■ Challenge ■
From the data that follows, copy every line holding the string "bottom".
# Start of Data extract
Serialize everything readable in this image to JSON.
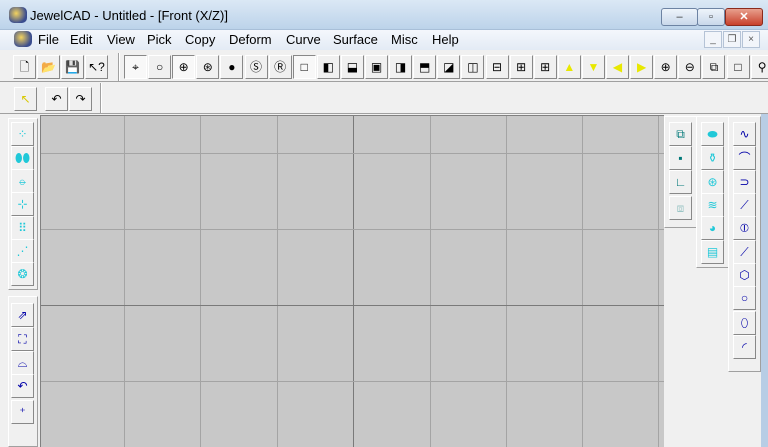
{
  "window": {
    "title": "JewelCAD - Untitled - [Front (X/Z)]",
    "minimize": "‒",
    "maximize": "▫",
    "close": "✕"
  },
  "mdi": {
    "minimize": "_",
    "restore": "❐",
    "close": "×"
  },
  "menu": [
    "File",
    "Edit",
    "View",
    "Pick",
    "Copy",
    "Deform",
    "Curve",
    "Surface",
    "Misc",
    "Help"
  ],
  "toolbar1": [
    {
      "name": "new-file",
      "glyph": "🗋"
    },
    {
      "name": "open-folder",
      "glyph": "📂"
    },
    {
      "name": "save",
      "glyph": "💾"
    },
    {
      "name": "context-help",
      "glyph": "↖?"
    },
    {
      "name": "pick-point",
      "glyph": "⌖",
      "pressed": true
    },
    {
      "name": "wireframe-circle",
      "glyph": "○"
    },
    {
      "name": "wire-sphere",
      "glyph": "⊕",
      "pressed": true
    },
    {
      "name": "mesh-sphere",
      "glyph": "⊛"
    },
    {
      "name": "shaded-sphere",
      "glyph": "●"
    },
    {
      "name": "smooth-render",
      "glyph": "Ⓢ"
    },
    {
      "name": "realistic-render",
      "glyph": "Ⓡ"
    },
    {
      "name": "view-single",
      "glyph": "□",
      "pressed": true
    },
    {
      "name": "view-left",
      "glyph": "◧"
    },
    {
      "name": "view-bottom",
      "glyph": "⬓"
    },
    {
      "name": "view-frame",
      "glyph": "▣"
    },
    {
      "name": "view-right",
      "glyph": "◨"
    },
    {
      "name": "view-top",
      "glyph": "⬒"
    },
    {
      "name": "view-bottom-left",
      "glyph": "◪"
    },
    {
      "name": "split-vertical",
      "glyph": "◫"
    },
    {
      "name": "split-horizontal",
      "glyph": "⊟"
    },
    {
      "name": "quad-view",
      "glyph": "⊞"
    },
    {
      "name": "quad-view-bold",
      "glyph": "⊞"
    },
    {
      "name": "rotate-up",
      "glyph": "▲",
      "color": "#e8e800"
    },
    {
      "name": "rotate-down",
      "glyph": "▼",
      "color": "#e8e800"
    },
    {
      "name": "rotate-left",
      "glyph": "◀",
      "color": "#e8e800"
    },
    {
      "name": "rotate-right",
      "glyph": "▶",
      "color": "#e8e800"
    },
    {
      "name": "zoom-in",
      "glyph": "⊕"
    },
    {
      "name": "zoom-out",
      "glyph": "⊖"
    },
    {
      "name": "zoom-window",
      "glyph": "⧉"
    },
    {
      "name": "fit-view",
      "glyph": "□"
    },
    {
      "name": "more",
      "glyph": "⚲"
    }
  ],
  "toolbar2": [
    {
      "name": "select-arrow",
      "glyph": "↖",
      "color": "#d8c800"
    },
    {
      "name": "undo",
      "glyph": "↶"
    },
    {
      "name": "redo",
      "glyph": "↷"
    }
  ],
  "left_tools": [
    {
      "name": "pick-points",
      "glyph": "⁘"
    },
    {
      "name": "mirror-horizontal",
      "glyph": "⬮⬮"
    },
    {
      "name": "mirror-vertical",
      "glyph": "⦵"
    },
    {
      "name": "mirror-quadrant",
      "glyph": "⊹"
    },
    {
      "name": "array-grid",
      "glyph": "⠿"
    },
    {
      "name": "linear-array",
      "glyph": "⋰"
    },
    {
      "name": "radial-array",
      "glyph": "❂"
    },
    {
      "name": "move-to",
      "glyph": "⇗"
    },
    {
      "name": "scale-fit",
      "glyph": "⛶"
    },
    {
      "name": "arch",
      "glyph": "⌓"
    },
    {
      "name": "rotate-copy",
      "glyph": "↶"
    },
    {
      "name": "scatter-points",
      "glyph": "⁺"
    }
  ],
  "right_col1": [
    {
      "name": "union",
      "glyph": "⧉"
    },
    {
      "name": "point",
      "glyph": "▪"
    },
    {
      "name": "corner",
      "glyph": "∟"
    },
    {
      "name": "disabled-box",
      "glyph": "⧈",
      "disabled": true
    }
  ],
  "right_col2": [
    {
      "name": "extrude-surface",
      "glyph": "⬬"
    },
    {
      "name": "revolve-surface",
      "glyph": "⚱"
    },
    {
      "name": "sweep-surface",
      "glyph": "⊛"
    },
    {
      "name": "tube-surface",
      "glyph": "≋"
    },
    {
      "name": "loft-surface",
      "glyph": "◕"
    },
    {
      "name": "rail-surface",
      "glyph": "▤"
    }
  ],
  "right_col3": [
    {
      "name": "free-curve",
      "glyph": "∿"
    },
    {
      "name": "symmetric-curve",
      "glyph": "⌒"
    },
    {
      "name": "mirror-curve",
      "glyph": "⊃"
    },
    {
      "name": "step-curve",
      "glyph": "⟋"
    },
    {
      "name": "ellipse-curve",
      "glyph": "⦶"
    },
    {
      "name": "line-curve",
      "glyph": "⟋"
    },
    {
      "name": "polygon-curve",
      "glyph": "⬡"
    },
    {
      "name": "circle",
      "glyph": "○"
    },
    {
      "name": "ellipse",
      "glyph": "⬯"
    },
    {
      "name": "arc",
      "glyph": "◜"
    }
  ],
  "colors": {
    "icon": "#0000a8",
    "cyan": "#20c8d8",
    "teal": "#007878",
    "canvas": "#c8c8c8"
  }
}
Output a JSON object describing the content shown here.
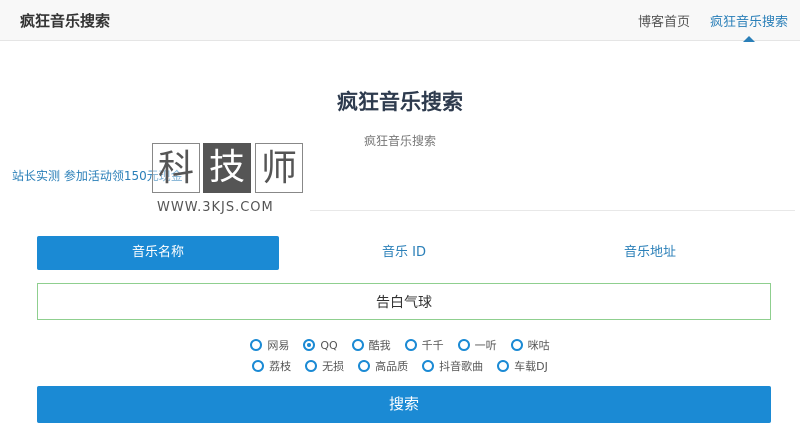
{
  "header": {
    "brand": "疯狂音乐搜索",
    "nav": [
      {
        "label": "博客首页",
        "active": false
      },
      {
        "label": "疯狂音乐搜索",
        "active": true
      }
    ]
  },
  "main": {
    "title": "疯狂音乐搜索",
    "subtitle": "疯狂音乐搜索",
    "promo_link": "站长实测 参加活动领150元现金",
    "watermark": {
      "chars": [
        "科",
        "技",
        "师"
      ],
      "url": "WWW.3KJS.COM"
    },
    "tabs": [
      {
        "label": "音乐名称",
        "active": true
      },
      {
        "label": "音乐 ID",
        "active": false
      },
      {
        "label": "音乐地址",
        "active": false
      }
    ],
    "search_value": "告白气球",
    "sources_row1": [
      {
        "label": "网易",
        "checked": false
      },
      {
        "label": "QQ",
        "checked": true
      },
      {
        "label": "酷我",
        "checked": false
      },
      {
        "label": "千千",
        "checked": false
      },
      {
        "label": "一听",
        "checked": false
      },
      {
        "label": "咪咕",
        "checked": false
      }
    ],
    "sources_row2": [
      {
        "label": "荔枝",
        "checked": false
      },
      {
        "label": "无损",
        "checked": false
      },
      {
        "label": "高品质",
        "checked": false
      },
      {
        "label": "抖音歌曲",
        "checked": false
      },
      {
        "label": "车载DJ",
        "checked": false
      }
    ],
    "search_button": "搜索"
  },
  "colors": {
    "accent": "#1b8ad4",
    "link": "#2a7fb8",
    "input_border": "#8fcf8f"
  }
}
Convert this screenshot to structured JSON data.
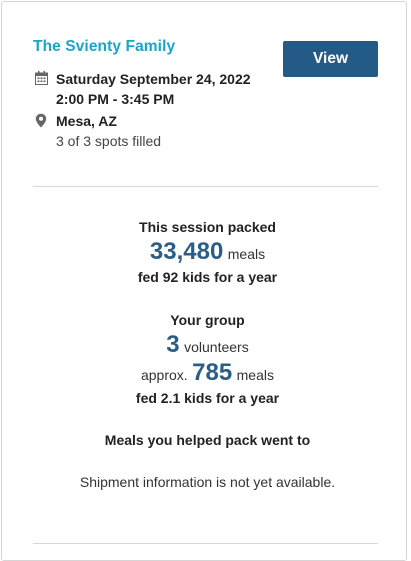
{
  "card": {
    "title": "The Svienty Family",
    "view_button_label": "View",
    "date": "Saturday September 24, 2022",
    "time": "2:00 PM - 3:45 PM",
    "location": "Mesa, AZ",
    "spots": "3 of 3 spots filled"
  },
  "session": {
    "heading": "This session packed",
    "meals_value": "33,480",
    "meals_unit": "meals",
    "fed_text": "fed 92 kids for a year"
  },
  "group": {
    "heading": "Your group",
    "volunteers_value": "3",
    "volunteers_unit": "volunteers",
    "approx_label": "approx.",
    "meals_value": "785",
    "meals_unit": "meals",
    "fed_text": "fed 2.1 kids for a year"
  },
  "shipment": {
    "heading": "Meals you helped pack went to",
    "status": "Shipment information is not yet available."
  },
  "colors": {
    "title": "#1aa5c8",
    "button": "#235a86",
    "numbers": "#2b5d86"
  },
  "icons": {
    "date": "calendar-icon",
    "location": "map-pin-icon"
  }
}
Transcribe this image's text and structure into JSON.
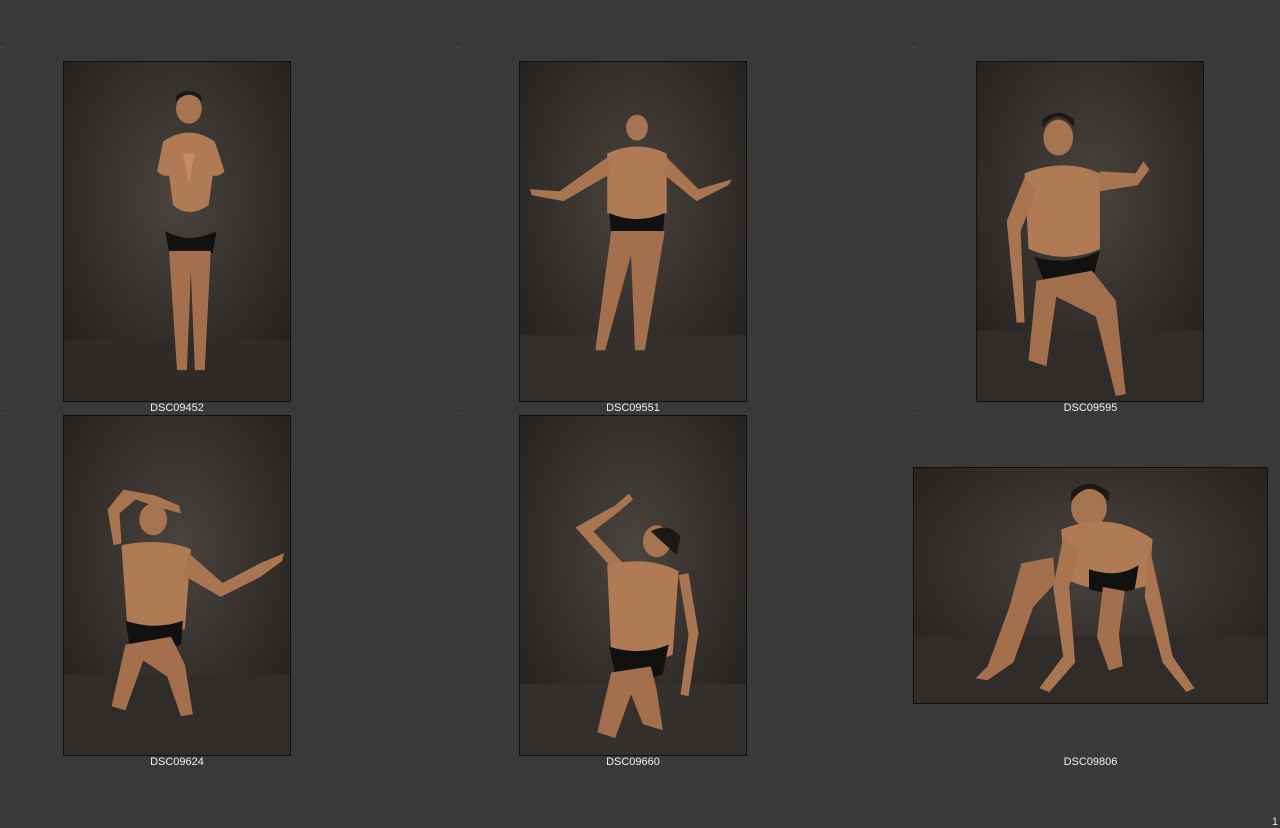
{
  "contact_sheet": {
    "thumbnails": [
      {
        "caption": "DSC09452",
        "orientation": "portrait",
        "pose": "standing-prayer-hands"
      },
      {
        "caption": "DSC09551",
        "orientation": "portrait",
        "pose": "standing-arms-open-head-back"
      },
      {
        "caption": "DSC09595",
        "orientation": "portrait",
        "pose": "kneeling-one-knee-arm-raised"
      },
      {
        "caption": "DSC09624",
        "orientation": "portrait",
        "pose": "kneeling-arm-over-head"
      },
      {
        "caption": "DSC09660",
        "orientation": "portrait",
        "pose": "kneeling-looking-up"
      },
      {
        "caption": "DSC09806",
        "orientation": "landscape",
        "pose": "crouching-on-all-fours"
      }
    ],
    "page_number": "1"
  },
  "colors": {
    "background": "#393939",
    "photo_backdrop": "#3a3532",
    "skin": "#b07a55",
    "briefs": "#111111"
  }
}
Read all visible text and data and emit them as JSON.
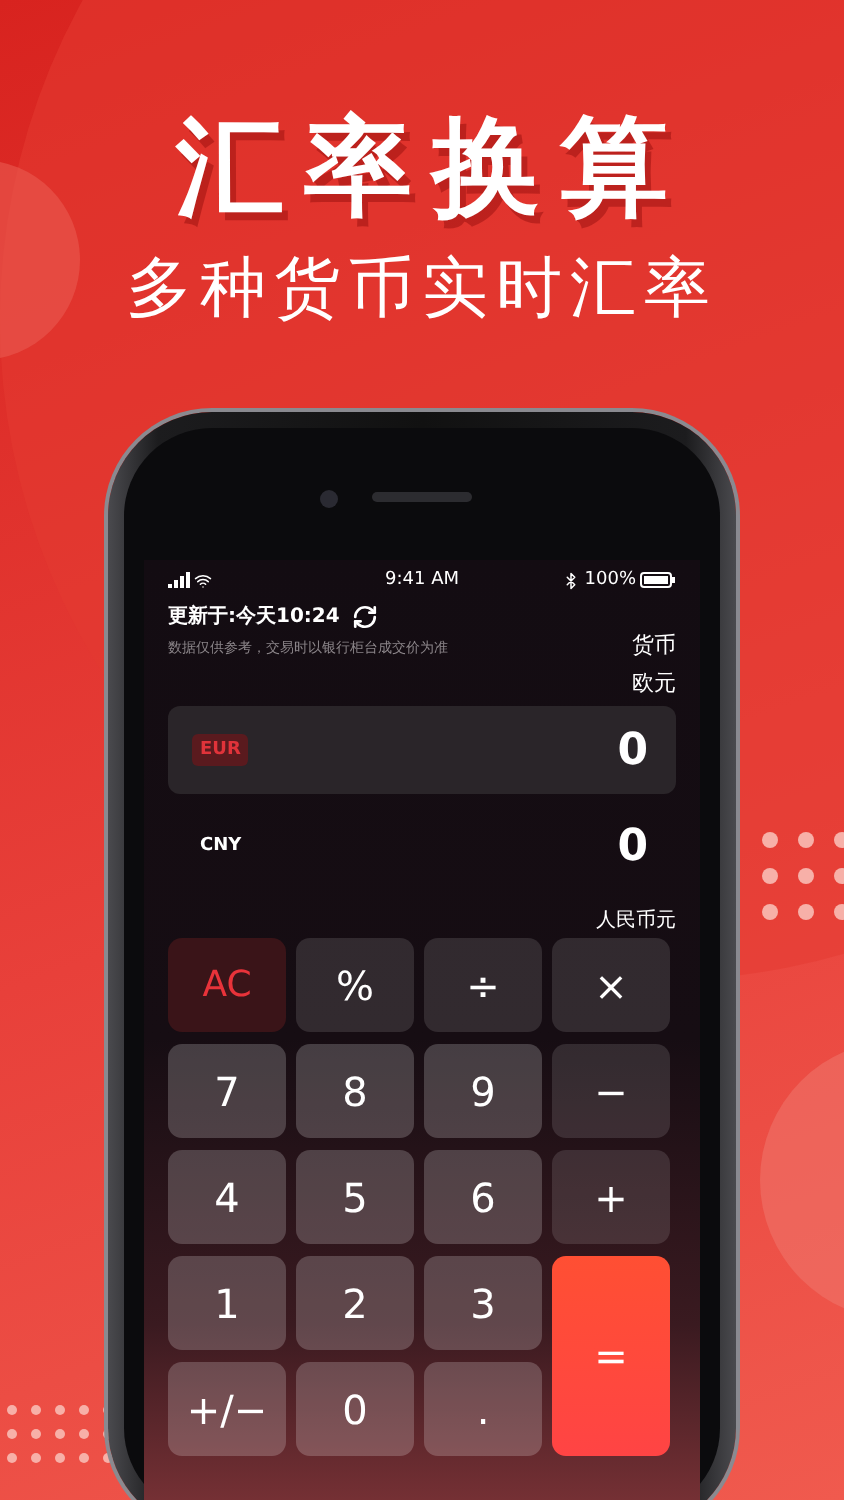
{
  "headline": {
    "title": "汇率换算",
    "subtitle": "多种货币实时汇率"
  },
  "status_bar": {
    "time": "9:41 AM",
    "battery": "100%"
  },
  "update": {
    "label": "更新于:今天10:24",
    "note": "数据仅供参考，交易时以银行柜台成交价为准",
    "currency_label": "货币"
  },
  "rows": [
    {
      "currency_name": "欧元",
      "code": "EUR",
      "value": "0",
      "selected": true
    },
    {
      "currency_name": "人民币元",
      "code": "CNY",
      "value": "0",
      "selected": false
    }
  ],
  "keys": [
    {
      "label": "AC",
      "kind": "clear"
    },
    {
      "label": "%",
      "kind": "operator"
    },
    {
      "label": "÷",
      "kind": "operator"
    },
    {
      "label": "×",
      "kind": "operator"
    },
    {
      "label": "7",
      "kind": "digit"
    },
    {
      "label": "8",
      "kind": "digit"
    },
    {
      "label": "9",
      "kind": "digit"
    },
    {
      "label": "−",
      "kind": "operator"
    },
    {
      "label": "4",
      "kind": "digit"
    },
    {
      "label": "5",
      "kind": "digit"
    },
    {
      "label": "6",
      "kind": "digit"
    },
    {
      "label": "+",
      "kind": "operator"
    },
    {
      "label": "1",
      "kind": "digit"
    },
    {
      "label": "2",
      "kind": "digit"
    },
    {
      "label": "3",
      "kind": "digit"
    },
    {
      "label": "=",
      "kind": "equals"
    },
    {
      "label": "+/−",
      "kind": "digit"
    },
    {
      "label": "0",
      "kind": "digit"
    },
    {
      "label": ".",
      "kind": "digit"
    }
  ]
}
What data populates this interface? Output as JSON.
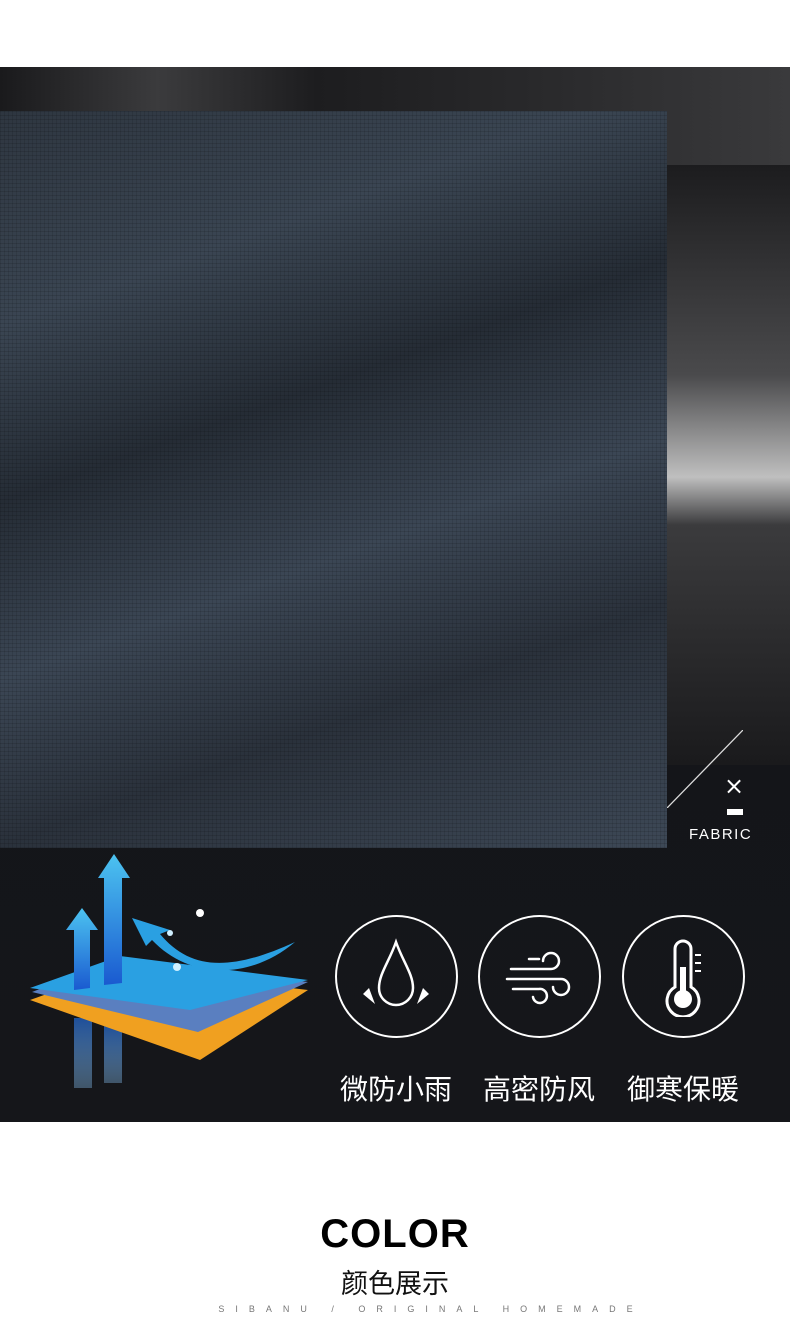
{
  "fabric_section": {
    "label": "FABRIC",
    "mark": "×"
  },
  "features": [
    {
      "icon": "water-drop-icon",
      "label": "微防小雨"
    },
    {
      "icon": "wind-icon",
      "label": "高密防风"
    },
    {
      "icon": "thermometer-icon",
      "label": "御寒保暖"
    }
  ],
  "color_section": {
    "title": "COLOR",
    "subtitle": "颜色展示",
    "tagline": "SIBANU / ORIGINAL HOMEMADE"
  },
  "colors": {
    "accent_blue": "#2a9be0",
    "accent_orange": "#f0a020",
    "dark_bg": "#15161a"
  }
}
# End of Data extract
■ The completed task ■
      "name": "view-bottom",
      "name": "view-bottom-left",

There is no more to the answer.